§ **INSTRUCTIONS FOR THE TASK**:
Only the lines holding the string "الذين" are needed. Copy each one.

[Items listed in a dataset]

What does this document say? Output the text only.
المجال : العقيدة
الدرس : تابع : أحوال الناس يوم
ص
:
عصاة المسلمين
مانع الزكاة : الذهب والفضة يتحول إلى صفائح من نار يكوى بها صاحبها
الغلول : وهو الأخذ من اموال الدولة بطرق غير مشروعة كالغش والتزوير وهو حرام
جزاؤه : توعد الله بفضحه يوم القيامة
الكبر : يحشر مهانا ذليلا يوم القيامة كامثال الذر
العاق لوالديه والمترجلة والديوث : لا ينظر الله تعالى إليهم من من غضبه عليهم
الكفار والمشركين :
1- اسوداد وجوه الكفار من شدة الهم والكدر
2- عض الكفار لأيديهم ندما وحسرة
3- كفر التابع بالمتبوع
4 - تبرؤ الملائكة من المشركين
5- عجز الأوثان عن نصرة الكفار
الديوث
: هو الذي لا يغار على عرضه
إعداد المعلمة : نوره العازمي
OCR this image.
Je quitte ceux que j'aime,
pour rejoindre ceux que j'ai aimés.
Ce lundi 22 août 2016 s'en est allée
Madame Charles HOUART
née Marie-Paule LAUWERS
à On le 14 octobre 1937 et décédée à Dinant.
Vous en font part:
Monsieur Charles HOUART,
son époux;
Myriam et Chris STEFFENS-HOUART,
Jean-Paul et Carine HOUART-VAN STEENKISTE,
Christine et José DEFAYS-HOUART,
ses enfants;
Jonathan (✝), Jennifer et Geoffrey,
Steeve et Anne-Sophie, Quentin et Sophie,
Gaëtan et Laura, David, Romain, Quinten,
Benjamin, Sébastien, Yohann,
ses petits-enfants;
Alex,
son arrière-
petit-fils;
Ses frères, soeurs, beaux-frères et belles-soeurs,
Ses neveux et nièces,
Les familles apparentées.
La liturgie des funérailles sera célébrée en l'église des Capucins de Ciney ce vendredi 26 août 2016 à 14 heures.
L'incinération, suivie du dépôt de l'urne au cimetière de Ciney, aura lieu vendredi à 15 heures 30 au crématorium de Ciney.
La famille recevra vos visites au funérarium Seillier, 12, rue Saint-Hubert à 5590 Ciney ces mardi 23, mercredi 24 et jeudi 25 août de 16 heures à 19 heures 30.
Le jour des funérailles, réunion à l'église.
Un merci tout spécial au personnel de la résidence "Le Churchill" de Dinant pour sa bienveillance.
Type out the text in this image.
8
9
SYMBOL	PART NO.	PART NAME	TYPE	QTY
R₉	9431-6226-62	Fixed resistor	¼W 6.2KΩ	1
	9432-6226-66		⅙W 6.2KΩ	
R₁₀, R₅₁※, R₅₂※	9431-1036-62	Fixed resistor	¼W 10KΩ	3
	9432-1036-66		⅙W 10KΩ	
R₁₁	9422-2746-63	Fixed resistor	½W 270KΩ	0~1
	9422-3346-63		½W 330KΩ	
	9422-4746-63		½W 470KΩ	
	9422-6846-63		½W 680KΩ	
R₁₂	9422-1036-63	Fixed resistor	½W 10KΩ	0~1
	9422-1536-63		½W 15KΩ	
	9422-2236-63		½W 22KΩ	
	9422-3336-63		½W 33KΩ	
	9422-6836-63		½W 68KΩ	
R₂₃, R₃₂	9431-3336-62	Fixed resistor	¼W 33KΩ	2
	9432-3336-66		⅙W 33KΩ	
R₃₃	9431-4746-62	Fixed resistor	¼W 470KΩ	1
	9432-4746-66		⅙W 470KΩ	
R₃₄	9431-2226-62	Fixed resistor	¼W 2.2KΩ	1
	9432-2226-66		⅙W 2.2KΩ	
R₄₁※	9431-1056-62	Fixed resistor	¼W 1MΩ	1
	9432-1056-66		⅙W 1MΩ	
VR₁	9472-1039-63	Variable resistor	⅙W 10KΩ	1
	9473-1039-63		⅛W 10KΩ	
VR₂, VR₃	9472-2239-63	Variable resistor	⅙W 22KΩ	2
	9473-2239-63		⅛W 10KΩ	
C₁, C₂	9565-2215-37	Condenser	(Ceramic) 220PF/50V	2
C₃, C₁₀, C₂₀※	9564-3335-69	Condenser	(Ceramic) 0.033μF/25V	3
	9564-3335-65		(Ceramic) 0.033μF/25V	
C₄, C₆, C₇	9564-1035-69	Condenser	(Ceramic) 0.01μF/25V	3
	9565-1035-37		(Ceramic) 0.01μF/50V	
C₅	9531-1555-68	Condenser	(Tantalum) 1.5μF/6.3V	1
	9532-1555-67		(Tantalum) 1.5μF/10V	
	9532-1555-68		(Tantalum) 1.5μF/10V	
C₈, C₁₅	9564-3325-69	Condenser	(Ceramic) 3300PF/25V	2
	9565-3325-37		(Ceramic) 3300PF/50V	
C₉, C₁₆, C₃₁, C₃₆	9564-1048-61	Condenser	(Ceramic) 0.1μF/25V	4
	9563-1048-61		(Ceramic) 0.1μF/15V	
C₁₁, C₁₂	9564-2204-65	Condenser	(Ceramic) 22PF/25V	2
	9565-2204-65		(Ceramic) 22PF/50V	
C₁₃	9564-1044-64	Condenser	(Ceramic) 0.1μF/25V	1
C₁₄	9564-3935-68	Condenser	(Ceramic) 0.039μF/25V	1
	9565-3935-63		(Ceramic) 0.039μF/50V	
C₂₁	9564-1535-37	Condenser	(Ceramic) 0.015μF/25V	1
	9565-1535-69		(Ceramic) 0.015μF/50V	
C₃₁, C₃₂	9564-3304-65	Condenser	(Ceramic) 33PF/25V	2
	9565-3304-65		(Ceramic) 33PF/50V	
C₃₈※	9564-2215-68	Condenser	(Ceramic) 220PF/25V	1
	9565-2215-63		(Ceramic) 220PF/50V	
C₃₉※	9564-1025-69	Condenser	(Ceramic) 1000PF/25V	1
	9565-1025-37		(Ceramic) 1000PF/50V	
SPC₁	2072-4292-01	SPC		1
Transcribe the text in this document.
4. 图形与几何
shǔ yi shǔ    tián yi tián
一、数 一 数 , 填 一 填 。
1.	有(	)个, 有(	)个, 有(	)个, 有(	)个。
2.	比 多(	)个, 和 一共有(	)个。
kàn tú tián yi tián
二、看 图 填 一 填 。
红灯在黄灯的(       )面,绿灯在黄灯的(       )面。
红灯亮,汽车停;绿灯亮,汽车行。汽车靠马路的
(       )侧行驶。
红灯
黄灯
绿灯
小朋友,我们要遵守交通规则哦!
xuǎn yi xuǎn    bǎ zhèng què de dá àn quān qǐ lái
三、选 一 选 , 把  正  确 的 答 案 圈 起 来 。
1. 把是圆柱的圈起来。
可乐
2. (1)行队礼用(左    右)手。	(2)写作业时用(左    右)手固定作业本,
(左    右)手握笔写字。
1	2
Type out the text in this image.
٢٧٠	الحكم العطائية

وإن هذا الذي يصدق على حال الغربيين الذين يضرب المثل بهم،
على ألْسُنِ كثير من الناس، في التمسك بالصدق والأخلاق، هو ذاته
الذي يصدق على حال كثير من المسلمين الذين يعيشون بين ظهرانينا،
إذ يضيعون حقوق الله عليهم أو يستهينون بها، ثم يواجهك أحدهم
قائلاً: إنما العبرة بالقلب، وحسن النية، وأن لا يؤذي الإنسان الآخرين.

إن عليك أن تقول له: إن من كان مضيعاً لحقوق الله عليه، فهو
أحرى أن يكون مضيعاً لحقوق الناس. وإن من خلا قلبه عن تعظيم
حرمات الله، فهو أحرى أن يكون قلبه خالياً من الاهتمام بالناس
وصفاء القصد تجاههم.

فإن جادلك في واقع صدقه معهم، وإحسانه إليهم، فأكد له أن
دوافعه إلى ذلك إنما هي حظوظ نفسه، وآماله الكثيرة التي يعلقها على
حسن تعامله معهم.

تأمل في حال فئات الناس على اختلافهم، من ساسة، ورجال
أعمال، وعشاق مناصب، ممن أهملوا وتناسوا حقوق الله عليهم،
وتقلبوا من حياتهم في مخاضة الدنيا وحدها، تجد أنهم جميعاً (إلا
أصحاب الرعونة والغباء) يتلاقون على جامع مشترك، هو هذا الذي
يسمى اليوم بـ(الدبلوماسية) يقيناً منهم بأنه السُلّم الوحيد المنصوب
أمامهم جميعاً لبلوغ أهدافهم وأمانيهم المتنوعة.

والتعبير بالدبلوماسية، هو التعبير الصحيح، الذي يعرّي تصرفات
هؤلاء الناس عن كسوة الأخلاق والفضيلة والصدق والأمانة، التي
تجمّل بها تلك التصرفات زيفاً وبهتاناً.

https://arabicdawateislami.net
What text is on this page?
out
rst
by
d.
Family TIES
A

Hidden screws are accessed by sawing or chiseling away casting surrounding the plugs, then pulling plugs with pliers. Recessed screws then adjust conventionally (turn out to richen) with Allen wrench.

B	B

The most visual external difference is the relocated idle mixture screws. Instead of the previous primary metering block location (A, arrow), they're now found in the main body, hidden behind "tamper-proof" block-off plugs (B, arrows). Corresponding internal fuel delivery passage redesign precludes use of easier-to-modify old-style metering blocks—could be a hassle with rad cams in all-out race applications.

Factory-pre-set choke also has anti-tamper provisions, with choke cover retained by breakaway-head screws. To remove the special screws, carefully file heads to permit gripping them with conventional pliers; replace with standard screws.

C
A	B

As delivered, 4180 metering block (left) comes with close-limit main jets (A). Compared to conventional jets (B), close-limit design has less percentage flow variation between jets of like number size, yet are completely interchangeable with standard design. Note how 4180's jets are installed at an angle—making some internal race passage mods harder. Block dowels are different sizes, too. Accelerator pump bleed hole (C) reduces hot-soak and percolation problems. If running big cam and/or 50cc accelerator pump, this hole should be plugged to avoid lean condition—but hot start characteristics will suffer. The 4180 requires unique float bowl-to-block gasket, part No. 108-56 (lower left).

§ **FULL SOLUTION**:
وإن هذا الذي يصدق على حال الغربيين الذين يضرب المثل بهم،
الذي يصدق على حال كثير من المسلمين الذين يعيشون بين ظهرانينا،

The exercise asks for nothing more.